REQUIRED WORK -
Produce the listing below again, exactly as shown.

MATERIAL FOR THIS TASK -
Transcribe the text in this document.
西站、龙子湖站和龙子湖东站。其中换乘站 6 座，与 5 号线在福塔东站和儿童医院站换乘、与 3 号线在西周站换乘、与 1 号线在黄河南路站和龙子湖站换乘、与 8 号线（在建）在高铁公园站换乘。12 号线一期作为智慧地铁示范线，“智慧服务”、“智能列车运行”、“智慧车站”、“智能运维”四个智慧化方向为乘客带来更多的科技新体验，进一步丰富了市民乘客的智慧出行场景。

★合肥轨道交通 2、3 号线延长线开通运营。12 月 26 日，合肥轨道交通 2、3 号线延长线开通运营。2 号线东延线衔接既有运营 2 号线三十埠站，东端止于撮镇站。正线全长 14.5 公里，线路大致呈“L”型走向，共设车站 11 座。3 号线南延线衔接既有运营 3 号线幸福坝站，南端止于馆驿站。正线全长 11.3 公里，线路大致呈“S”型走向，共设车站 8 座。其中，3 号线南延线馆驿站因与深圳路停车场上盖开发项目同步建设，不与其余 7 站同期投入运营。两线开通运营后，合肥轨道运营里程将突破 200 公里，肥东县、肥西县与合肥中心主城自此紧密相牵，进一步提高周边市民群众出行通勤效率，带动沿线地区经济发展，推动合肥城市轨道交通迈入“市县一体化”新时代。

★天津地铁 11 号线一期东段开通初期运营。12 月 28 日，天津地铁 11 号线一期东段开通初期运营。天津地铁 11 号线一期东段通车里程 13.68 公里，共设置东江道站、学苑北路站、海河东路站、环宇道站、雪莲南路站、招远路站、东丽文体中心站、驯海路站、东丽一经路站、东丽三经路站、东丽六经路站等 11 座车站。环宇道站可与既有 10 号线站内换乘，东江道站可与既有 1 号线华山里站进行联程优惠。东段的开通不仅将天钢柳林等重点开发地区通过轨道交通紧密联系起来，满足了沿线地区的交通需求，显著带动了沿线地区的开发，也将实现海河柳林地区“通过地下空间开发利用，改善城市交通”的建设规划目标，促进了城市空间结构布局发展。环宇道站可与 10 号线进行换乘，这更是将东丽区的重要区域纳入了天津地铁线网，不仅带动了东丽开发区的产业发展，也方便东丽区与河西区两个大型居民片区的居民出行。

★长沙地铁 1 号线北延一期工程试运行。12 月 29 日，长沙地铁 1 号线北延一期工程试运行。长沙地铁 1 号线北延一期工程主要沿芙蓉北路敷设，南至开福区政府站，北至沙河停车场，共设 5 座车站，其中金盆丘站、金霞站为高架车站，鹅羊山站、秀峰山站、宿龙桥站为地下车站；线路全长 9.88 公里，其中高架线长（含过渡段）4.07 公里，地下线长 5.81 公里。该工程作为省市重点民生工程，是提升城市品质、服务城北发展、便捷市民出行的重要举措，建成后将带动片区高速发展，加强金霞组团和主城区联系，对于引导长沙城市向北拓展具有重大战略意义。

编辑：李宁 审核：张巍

SOLUTION -
Transcribe the text in this document.
西站、龙子湖站和龙子湖东站。其中换乘站 6 座，与 5 号线在福塔东站和儿童医院站换乘、与 3 号线在西周站换乘、与 1 号线在黄河南路站和龙子湖站换乘、与 8 号线（在建）在高铁公园站换乘。12 号线一期作为智慧地铁示范线，“智慧服务”、“智能列车运行”、“智慧车站”、“智能运维”四个智慧化方向为乘客带来更多的科技新体验，进一步丰富了市民乘客的智慧出行场景。

★合肥轨道交通 2、3 号线延长线开通运营。12 月 26 日，合肥轨道交通 2、3 号线延长线开通运营。2 号线东延线衔接既有运营 2 号线三十埠站，东端止于撮镇站。正线全长 14.5 公里，线路大致呈“L”型走向，共设车站 11 座。3 号线南延线衔接既有运营 3 号线幸福坝站，南端止于馆驿站。正线全长 11.3 公里，线路大致呈“S”型走向，共设车站 8 座。其中，3 号线南延线馆驿站因与深圳路停车场上盖开发项目同步建设，不与其余 7 站同期投入运营。两线开通运营后，合肥轨道运营里程将突破 200 公里，肥东县、肥西县与合肥中心主城自此紧密相牵，进一步提高周边市民群众出行通勤效率，带动沿线地区经济发展，推动合肥城市轨道交通迈入“市县一体化”新时代。

★天津地铁 11 号线一期东段开通初期运营。12 月 28 日，天津地铁 11 号线一期东段开通初期运营。天津地铁 11 号线一期东段通车里程 13.68 公里，共设置东江道站、学苑北路站、海河东路站、环宇道站、雪莲南路站、招远路站、东丽文体中心站、驯海路站、东丽一经路站、东丽三经路站、东丽六经路站等 11 座车站。环宇道站可与既有 10 号线站内换乘，东江道站可与既有 1 号线华山里站进行联程优惠。东段的开通不仅将天钢柳林等重点开发地区通过轨道交通紧密联系起来，满足了沿线地区的交通需求，显著带动了沿线地区的开发，也将实现海河柳林地区“通过地下空间开发利用，改善城市交通”的建设规划目标，促进了城市空间结构布局发展。环宇道站可与 10 号线进行换乘，这更是将东丽区的重要区域纳入了天津地铁线网，不仅带动了东丽开发区的产业发展，也方便东丽区与河西区两个大型居民片区的居民出行。

★长沙地铁 1 号线北延一期工程试运行。12 月 29 日，长沙地铁 1 号线北延一期工程试运行。长沙地铁 1 号线北延一期工程主要沿芙蓉北路敷设，南至开福区政府站，北至沙河停车场，共设 5 座车站，其中金盆丘站、金霞站为高架车站，鹅羊山站、秀峰山站、宿龙桥站为地下车站；线路全长 9.88 公里，其中高架线长（含过渡段）4.07 公里，地下线长 5.81 公里。该工程作为省市重点民生工程，是提升城市品质、服务城北发展、便捷市民出行的重要举措，建成后将带动片区高速发展，加强金霞组团和主城区联系，对于引导长沙城市向北拓展具有重大战略意义。

编辑：李宁 审核：张巍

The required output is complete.